◆ Problem to work on: Retype the material in full, keeping every word the same.
──────── Material for this task
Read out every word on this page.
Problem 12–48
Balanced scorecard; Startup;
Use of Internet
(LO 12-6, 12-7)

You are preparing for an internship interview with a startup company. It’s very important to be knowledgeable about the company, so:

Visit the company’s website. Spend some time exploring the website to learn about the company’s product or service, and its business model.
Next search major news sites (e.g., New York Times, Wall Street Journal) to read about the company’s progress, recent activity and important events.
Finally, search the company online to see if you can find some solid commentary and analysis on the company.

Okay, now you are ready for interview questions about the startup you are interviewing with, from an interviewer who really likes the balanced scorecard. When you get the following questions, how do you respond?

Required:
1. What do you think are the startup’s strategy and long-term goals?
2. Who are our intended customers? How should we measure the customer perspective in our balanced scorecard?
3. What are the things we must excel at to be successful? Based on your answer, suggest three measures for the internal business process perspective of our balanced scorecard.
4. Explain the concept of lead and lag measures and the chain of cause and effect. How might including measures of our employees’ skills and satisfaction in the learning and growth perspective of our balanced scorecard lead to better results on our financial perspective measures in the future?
────────────────
◆ Complete output:
Read out every word on this page.
Problem 12–48
Balanced scorecard; Startup;
Use of Internet
(LO 12-6, 12-7)

You are preparing for an internship interview with a startup company. It’s very important to be knowledgeable about the company, so:

Visit the company’s website. Spend some time exploring the website to learn about the company’s product or service, and its business model.
Next search major news sites (e.g., New York Times, Wall Street Journal) to read about the company’s progress, recent activity and important events.
Finally, search the company online to see if you can find some solid commentary and analysis on the company.

Okay, now you are ready for interview questions about the startup you are interviewing with, from an interviewer who really likes the balanced scorecard. When you get the following questions, how do you respond?

Required:
1. What do you think are the startup’s strategy and long-term goals?
2. Who are our intended customers? How should we measure the customer perspective in our balanced scorecard?
3. What are the things we must excel at to be successful? Based on your answer, suggest three measures for the internal business process perspective of our balanced scorecard.
4. Explain the concept of lead and lag measures and the chain of cause and effect. How might including measures of our employees’ skills and satisfaction in the learning and growth perspective of our balanced scorecard lead to better results on our financial perspective measures in the future?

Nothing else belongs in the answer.